Task set |
• a. Determine whether each statement below agrees with the judgment passage on Albingia's reinsurance treaty, answering yes or no and quoting the deciding words of the passage: (i) Herr Holzapfel initially evaluated the 1996 Treaty, as extended, as making a 26% loss; (ii) the judge accepts Mr Lockey's argument that Herr Holzapfel must be treated as having waived disclosure; (iii) the judge finds the deductibles achieved by the Syndicates unusual for the market conditions at the time.
• b. Write the continuation of the judgment passage on Albingia's reinsurance treaty, beginning after its final sentence.

Page text |
Mr Lockey ran a more general argument on waiver. He said that Herr Holzapfel should not have assumed that the policy on deductibles remained unchanged and should have asked questions to check the position. Having failed to make a basic enquiry, Herr Holzapfel must be treated as having waived disclosure. I disagree. For the reasons I have already given, in my judgment, Albingia was entitled to proceed on the assumption that the Syndicates’ stated practice on deductibles was unchanged. The onus was on the Syndicates to correct it.

85.

As to Mr Lockey’s other points:

(1)

Whilst Albingia knew that market conditions had generally deteriorated, this cannot be treated as having placed it on notice that the Syndicates’ policy on deductibles could not be maintained;

(2)

The nature of the continuing representation that I have found was made did not amount to the mere provision of professional underwriting advice to Albingia;

86.

I turn to materiality. Mr Lockey is right that there was nothing unusual or unreasonable (in themselves) about the deductibles achieved by the Syndicates in the market conditions at the time. If nothing had ever been said about the deductibles policy, there would have been no need for disclosure to be made. However, it does not follow that the representation made about the Syndicates’ practice in 1996 had ceased to be material, or that the need to correct it had passed. On the contrary, the policy of normally writing construction risks with deductibles of at least £500,000 and preferably £1,000,000 was highly material to a prudent underwriter being asked to write a first loss fac/oblig reinsurance of construction risks.

87.

There is force in the argument that Albingia knew that the Treaty would be loss-making and wrote the 1998 Treaty as means of getting a share of the Quota Share Treaty. It is apparent from the contemporary correspondence that Herr Holzapfel was distinctly reluctant to renew the Treaty. His initial evaluation was that the 1996 Treaty, as extended, would make a 26% loss – arithmetic which NMB were unable to fault. Eventually, after meetings with the underwriters and NMB, he was persuaded to renew. I am sure that Herr Holzapfel believed that the Treaty was likely to make a fairly modest loss overall after the costs of xl reinsurance, but the offer of a share in the Syndicates’ Quota Share was enough to tip the balance in favour of renewal. It was a means of cementing Albingia’s business relationship with the Syndicates. However the following points must also be made:

(1)

The results of the 1996 Treaty as extended were good so far. The underlying business looked reasonably sound although the claims position was bound to deteriorate;

(2)

[Annotated element listings]

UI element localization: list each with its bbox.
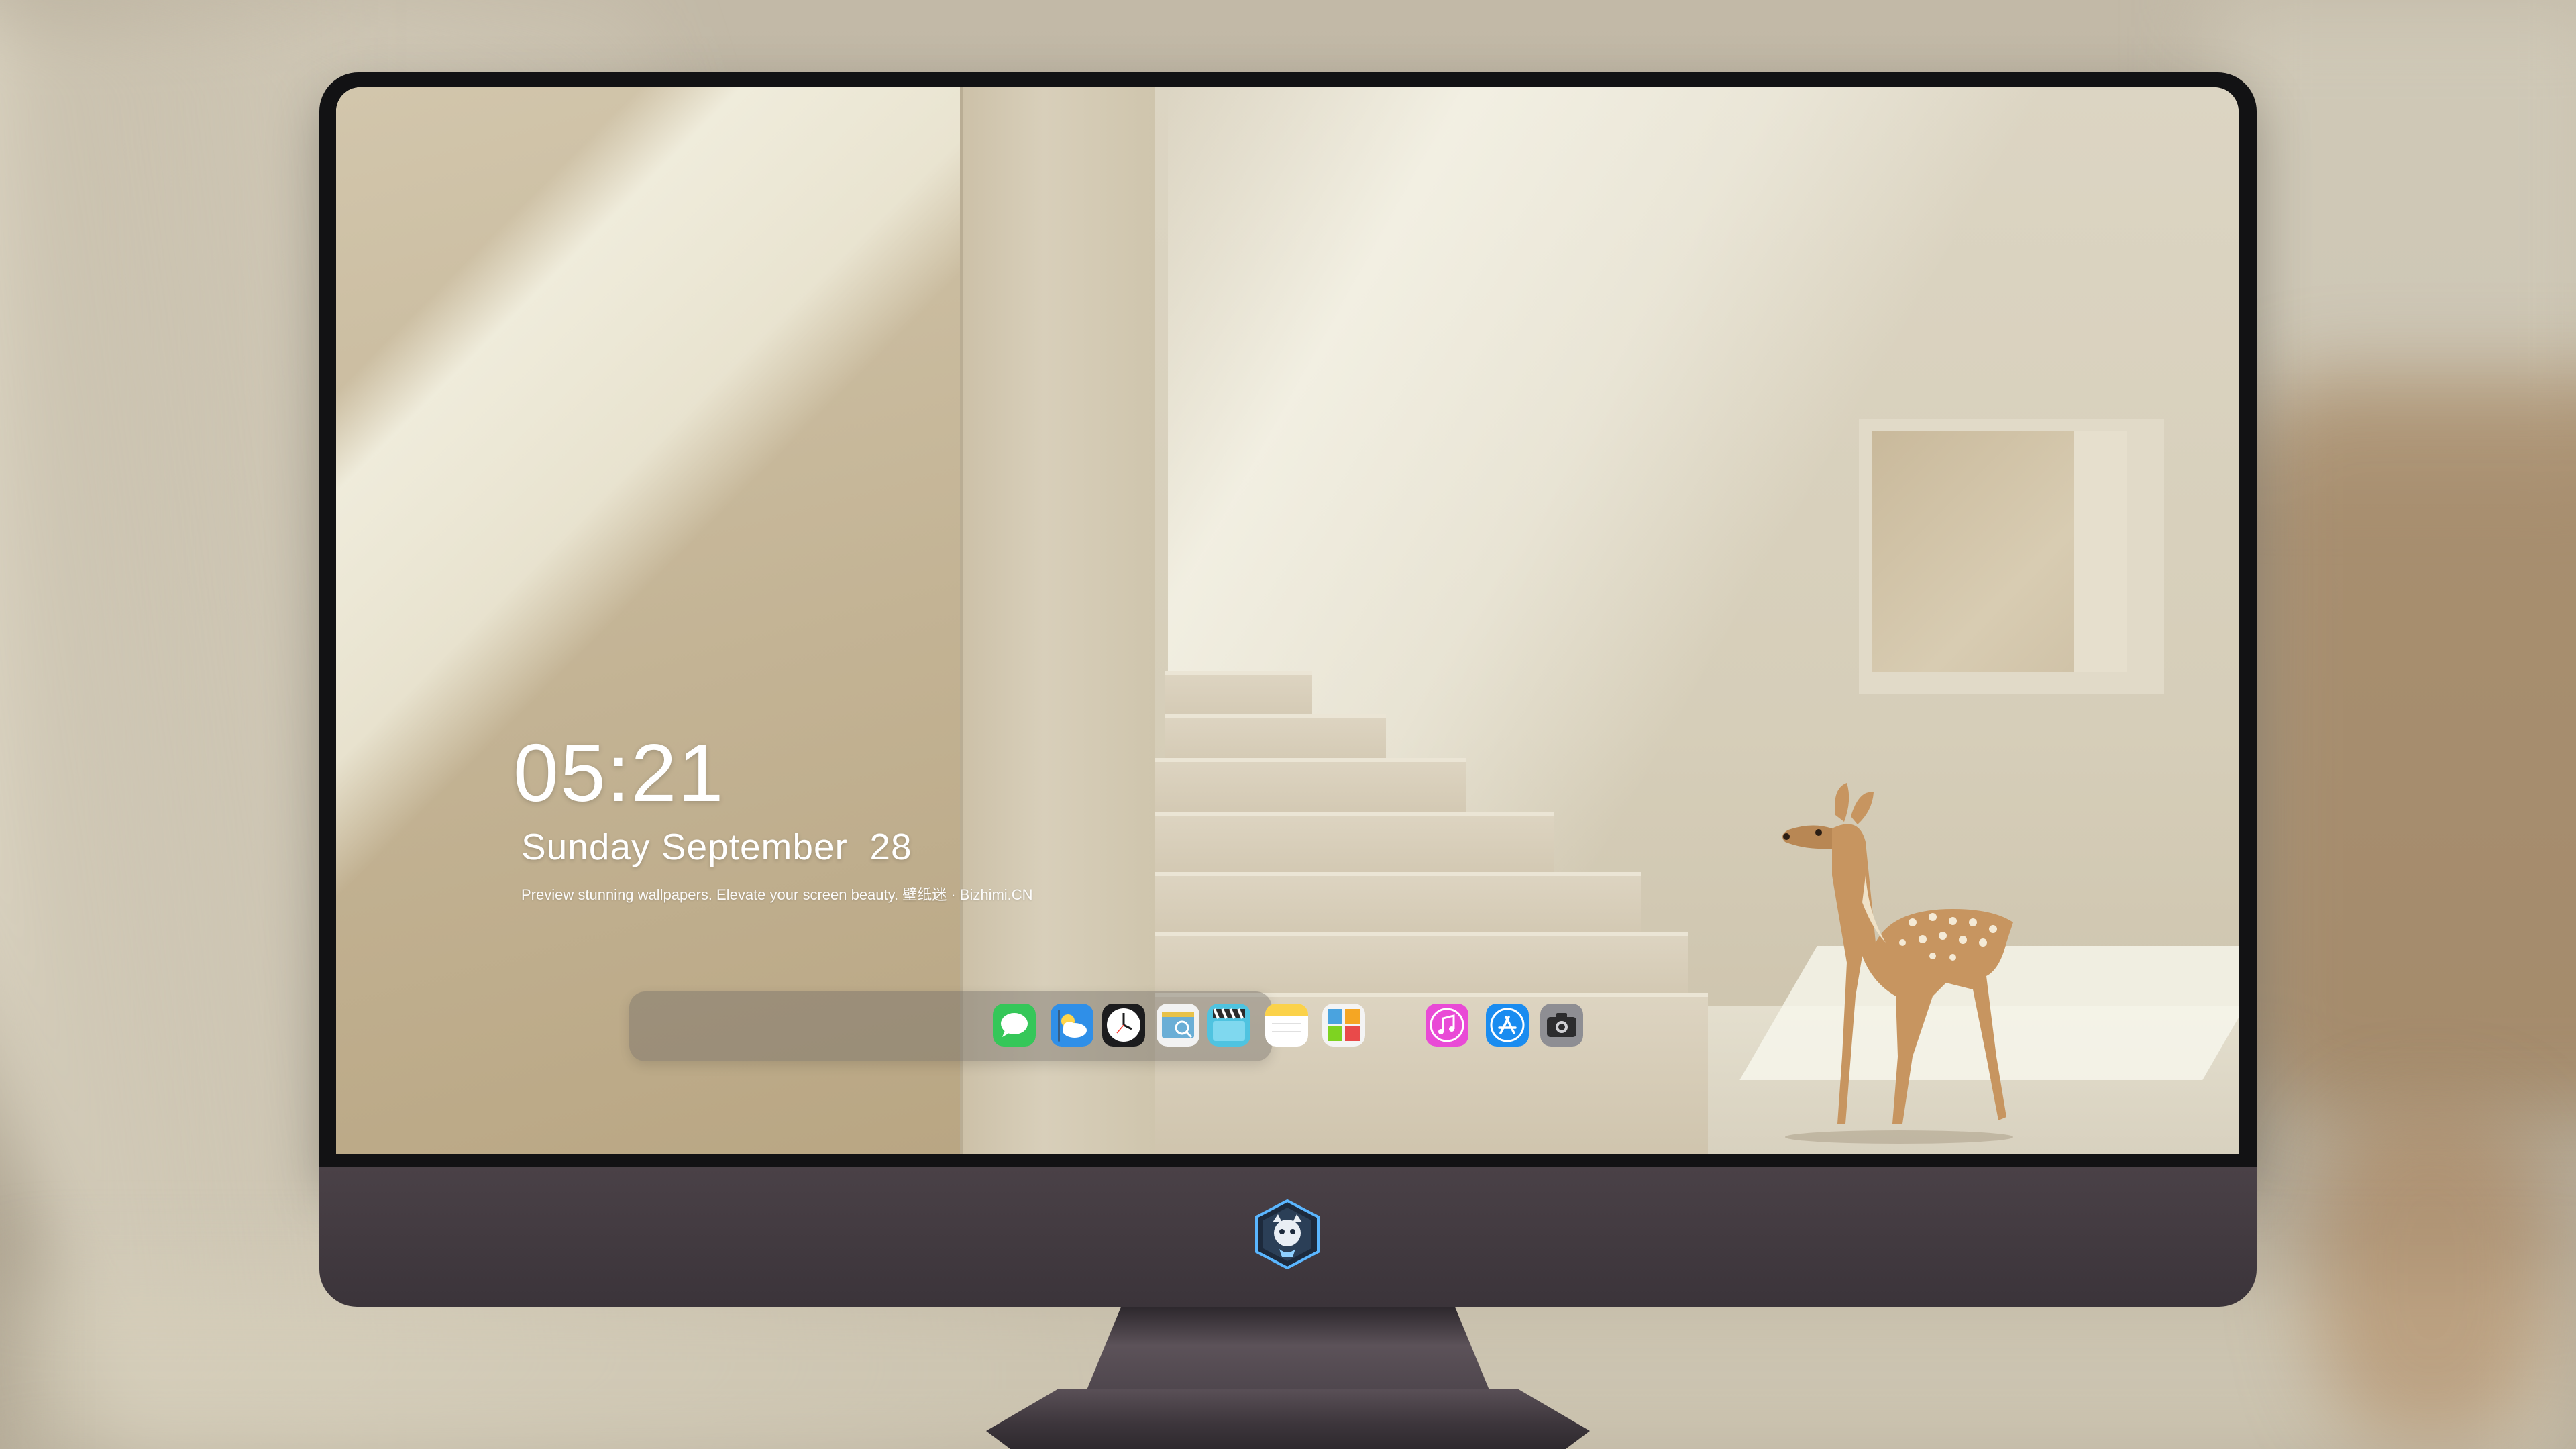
preview-icon[interactable] [1157, 1004, 1199, 1046]
photo-gallery-icon[interactable] [1322, 1004, 1365, 1046]
dock-separator [1058, 1010, 1060, 1042]
video-editor-icon[interactable] [1208, 1004, 1250, 1046]
backdrop-deer-blur [2314, 1107, 2549, 1442]
wallpaper-tagline: Preview stunning wallpapers. Elevate you… [521, 886, 1033, 903]
messages-icon[interactable] [993, 1004, 1036, 1046]
wallpaper-niche-side [2074, 431, 2127, 672]
brand-logo-icon [1255, 1199, 1320, 1269]
weather-icon[interactable] [1051, 1004, 1093, 1046]
clock-time: 05:21 [513, 727, 725, 818]
desktop-screen: 05:21 Sunday September 28 Preview stunni… [336, 87, 2239, 1154]
clock-date: Sunday September 28 [521, 826, 912, 867]
camera-icon[interactable] [1540, 1004, 1583, 1046]
app-store-icon[interactable] [1486, 1004, 1529, 1046]
music-icon[interactable] [1426, 1004, 1468, 1046]
monitor-stand-base [986, 1389, 1590, 1449]
notes-icon[interactable] [1265, 1004, 1308, 1046]
backdrop-warm-tone [2247, 376, 2576, 1114]
wallpaper-deer [1782, 783, 2013, 1144]
clock-icon[interactable] [1102, 1004, 1145, 1046]
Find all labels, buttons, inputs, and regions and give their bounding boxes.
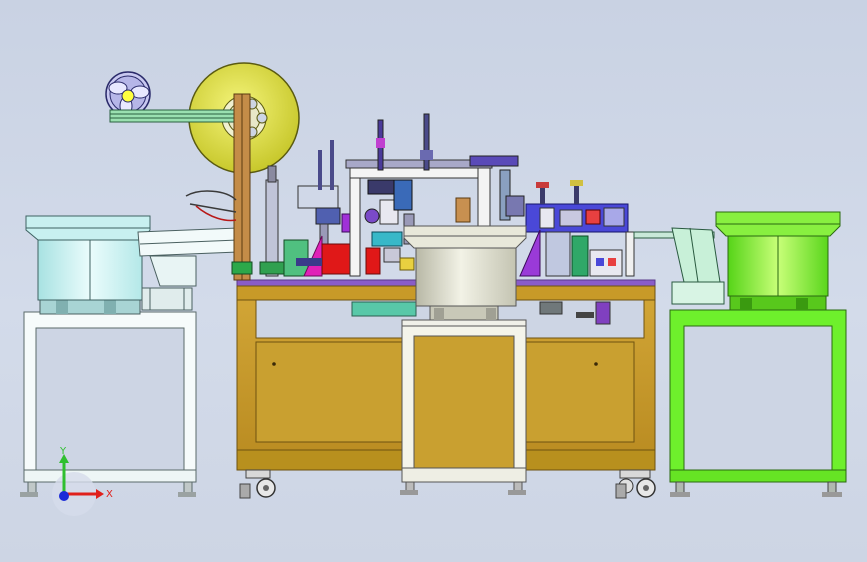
left-bowl [25,215,151,315]
center-stand-frame [400,319,527,495]
left-stand-frame [20,311,197,497]
small-fan-reel [105,71,151,117]
right-vibratory-feeder [669,211,847,497]
right-stand-frame [669,309,847,497]
machine-drawing: X Y [20,62,847,516]
center-bowl [403,225,527,321]
x-axis-label: X [106,489,113,500]
z-axis-marker [59,491,69,501]
cad-viewport[interactable]: X Y [0,0,867,562]
right-bowl [715,211,841,311]
y-axis-label: Y [59,446,67,457]
left-caster [239,469,276,499]
center-vibratory-feeder [400,225,527,495]
right-linear-feeder [671,227,725,305]
feed-rail [109,109,243,123]
left-vibratory-feeder [20,215,239,497]
left-linear-feeder [137,227,239,311]
reel-support-tower [231,93,253,281]
right-caster [615,469,656,499]
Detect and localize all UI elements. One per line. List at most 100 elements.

Answers per task |
• a.
(i) Yes: "His initial evaluation was that the 1996 Treaty, as extended, would make a 26% loss"
(ii) No: "I disagree."
(iii) No: "there was nothing unusual or unreasonable (in themselves) about the deductibles achieved by the Syndicates in the market conditions at the time"

• b.
The main reason why the 1998 Treaty was likely to be loss-making overall, as perceived by Herr Holzapfel, was the high cost of the excess of loss insurance, which became proportionately greater if the Treaty failed to produce the income that had been indicated (as happened in 1996 and 1997);

(3)

Herr Holzapfel’s approach shows him to be a careful underwriter. He was not writing for the sake of premium in the short term.

88.

The decision to renew the Treaty for 1998 was a closely balanced decision. If Herr Holzapfel had been told that the policy on deductibles no longer applied, I am certain that he would have required full disclosure of the deductibles that were actually being written on the construction account. It is speculative whether the Treaty would have been renewed at all. I doubt that it would have been. I think that proper disclosure would probably have tipped the balance the other way, but if the Treaty had been renewed, I am sure that the terms would have been substantially different. Either the premium would have been increased or requirements would have been introduced to impose minimum deductibles. I am satisfied that the continuing representation and non-disclosure did induce Albingia to write the 1998 Treaty.

Non-disclosure of claims and incidents

89.

The presentation for the 1998 Treaty included separate bordereaux for the 36 construction and 27 operating risks written in the 18 month period from 1 January 1996. The bordereaux were prepared as at 31 January 1998, shortly before the presentation. The figures showed for construction risks 1 paid claim of £465 and 3 outstanding claims of £157,725. For operating risks, there were 2 paid claims totalling £176 and 1 outstanding claim of £6,493. From Albingia’s perspective, this was a loss ratio of 49.36% against signed premium before reinsurance. The only substantial loss to date was the Kinabalu loss (consisting of 2 claims) which was reserved for £137,103, so accounting for most of the outstanding loss on the operating account. Herr Holzapfel asked for and was provided with more information about historic losses. He was provided with a triangulation which listed the 5 major losses between 1990 and 1996. The smallest was £51,566.

90.

There is no complaint made about the fairness of this presentation. Albingia’s complaint is that, after presentation but before the Treaty was written, there was a sharp deterioration in the account, and this should have been disclosed.

91.

First, a number of claims had been reported. These are tabulated in the Table below:

Risk no

Risk name

Date of Loss

Date Limit allegedly aware of claim from Sceptre system

Details of Limit’s knowledge of claim pre 17/3/98 from Sceptre system

Likely claim against Limit and Axa

12

Hibernia

25/09/97

05/03/98

“Paid to date USD988.29”

Line of 3.245%

= exposure of US$32.07

22

Petro Canada

03/03/97

24/02/98

“Official O/S: NOK32,855.00”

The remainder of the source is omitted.